SOURCE TEXT —
Indian entrepreneur (born 1980)

Byju Raveendran (born 5 January 1980) is an Indian entrepreneur, investor and educator who, with his wife Divya Gokulnath, co-founded Byju's which is headquartered in Bangalore. Raveendran is a Fortune 40 Under 40 recipient (2020), a Bloomberg 50 honoree (2020), and was named to India's National Startup Advisory Council by the Government of India in January 2021.

==Early life and education==
Byju was born on 5 January 1980 in the Azhikode village of Kerala, India to Raveendran and Shobhanavalli. Both of his parents were teachers of physics and mathematics. During his primary and secondary education, he demonstrated a specific proficiency in mathematics. Biographical accounts often note this period as the foundation for his later focus on quantitative problem-solving and his subsequent career in pedagogy. He studied at a Malayalam medium school where his mother was a mathematics teacher and his father a physics teacher. He would skip most of his classes to go and play and then learn at home. During his upbringing in Azhikode, Kerala, Byju Raveendran showed an early preference for sports over formal schooling, often skipping classes to play—something his teachers tolerated and family supported. He was actively involved in six sports, including football and cricket. Raveendran has cited athletes such as Lionel Messi, Roger Federer, Brian Lara as key influences, noting that their discipline and commitment to excellence left a lasting impression on him. In interviews, he has linked this sporting influence to his approach to learning, suggesting that both are most effective when driven by genuine interest rather than fear of failure. His parents wanted him to be a doctor, but Raveendran chose engineering because of how little time medical students were left with to do anything else, and he knew he couldn’t not play sports.

WHAT YOU WILL DO — Please copy out the entire text about Byju Raveendran word for word. The lines that come next are not needed for anything here.

[Records from a data collection]

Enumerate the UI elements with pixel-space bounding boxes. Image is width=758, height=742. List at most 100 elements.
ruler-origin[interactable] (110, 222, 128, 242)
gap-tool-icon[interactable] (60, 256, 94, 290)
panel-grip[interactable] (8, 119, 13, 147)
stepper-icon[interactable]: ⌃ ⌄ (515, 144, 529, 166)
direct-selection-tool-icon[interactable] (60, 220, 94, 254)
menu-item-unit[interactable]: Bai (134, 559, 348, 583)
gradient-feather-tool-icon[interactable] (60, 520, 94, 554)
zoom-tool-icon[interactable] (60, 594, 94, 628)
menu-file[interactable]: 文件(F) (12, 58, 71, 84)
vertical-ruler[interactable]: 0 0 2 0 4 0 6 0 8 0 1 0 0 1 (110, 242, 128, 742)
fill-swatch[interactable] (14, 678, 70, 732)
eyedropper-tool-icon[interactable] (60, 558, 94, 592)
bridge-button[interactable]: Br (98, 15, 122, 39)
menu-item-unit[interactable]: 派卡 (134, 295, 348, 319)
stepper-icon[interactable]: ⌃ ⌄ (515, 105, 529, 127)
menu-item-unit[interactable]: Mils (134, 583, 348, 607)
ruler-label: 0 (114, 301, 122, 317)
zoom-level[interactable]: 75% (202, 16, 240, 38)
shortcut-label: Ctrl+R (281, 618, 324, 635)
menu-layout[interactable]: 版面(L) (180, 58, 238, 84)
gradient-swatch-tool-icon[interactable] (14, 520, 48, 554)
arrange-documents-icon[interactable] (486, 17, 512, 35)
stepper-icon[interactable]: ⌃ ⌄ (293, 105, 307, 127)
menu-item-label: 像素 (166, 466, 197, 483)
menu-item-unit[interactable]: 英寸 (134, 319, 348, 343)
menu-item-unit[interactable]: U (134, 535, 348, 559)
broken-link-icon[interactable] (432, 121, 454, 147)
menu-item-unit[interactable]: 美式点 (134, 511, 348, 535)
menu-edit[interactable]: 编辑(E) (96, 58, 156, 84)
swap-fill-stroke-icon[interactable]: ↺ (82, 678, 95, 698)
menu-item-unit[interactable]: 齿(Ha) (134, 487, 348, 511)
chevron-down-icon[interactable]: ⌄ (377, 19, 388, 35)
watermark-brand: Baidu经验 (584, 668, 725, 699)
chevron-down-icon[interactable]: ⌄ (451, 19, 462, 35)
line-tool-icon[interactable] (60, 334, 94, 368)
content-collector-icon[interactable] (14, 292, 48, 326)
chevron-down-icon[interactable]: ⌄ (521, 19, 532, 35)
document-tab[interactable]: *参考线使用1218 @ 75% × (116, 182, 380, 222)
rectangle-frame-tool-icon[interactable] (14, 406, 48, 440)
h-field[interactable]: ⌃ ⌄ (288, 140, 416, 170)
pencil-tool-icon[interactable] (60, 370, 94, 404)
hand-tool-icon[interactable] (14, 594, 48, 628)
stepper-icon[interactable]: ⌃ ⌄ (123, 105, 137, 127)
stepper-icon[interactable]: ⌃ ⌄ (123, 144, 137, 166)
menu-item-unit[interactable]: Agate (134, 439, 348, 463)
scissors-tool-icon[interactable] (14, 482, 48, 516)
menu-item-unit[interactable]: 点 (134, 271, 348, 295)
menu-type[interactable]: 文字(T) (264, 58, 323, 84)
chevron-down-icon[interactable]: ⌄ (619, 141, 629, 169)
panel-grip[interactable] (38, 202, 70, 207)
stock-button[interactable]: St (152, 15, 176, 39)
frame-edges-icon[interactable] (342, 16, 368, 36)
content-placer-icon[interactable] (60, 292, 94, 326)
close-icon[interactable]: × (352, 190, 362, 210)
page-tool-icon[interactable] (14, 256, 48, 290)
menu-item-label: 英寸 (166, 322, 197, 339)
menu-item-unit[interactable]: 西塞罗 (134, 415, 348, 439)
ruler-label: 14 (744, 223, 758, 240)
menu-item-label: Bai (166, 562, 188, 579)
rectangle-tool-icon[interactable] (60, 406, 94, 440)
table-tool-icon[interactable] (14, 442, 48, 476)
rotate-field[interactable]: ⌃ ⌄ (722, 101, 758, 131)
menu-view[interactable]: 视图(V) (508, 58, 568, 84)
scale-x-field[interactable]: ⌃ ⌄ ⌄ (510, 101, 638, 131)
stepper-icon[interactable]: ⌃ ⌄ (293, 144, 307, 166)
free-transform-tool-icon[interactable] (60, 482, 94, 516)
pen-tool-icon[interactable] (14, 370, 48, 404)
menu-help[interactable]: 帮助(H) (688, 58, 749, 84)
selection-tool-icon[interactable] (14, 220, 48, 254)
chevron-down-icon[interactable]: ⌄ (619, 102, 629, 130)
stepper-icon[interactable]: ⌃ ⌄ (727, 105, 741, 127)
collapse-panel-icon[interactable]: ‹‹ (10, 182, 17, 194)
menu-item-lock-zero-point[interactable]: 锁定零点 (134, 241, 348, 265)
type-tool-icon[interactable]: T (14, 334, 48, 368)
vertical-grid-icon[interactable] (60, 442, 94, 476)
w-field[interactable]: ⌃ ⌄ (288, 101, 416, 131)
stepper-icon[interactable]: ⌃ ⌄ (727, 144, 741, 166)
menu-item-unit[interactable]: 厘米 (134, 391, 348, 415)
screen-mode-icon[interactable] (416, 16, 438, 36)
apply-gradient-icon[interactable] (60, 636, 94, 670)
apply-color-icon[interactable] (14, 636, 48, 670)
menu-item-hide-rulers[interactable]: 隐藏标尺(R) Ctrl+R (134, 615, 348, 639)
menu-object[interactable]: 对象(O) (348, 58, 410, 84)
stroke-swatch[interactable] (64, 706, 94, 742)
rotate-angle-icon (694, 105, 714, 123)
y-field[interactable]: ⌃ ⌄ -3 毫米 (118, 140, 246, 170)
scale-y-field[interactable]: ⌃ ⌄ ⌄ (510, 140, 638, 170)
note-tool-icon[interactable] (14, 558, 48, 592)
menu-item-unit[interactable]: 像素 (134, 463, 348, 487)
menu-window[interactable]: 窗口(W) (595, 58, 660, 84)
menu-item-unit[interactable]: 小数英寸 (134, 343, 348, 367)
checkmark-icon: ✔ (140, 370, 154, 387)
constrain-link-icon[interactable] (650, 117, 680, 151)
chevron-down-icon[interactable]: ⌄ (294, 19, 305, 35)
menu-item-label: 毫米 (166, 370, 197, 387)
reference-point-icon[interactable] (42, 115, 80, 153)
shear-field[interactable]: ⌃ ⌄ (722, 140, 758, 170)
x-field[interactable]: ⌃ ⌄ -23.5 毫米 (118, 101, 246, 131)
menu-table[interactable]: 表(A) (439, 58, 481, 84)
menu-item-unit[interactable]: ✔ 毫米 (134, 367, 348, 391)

OUTPUT OF THE EXERCISE —
Indian entrepreneur (born 1980)

Byju Raveendran (born 5 January 1980) is an Indian entrepreneur, investor and educator who, with his wife Divya Gokulnath, co-founded Byju's which is headquartered in Bangalore. Raveendran is a Fortune 40 Under 40 recipient (2020), a Bloomberg 50 honoree (2020), and was named to India's National Startup Advisory Council by the Government of India in January 2021.

==Early life and education==
Byju was born on 5 January 1980 in the Azhikode village of Kerala, India to Raveendran and Shobhanavalli. Both of his parents were teachers of physics and mathematics. During his primary and secondary education, he demonstrated a specific proficiency in mathematics. Biographical accounts often note this period as the foundation for his later focus on quantitative problem-solving and his subsequent career in pedagogy. He studied at a Malayalam medium school where his mother was a mathematics teacher and his father a physics teacher. He would skip most of his classes to go and play and then learn at home. During his upbringing in Azhikode, Kerala, Byju Raveendran showed an early preference for sports over formal schooling, often skipping classes to play—something his teachers tolerated and family supported. He was actively involved in six sports, including football and cricket. Raveendran has cited athletes such as Lionel Messi, Roger Federer, Brian Lara as key influences, noting that their discipline and commitment to excellence left a lasting impression on him. In interviews, he has linked this sporting influence to his approach to learning, suggesting that both are most effective when driven by genuine interest rather than fear of failure. His parents wanted him to be a doctor, but Raveendran chose engineering because of how little time medical students were left with to do anything else, and he knew he couldn’t not play sports.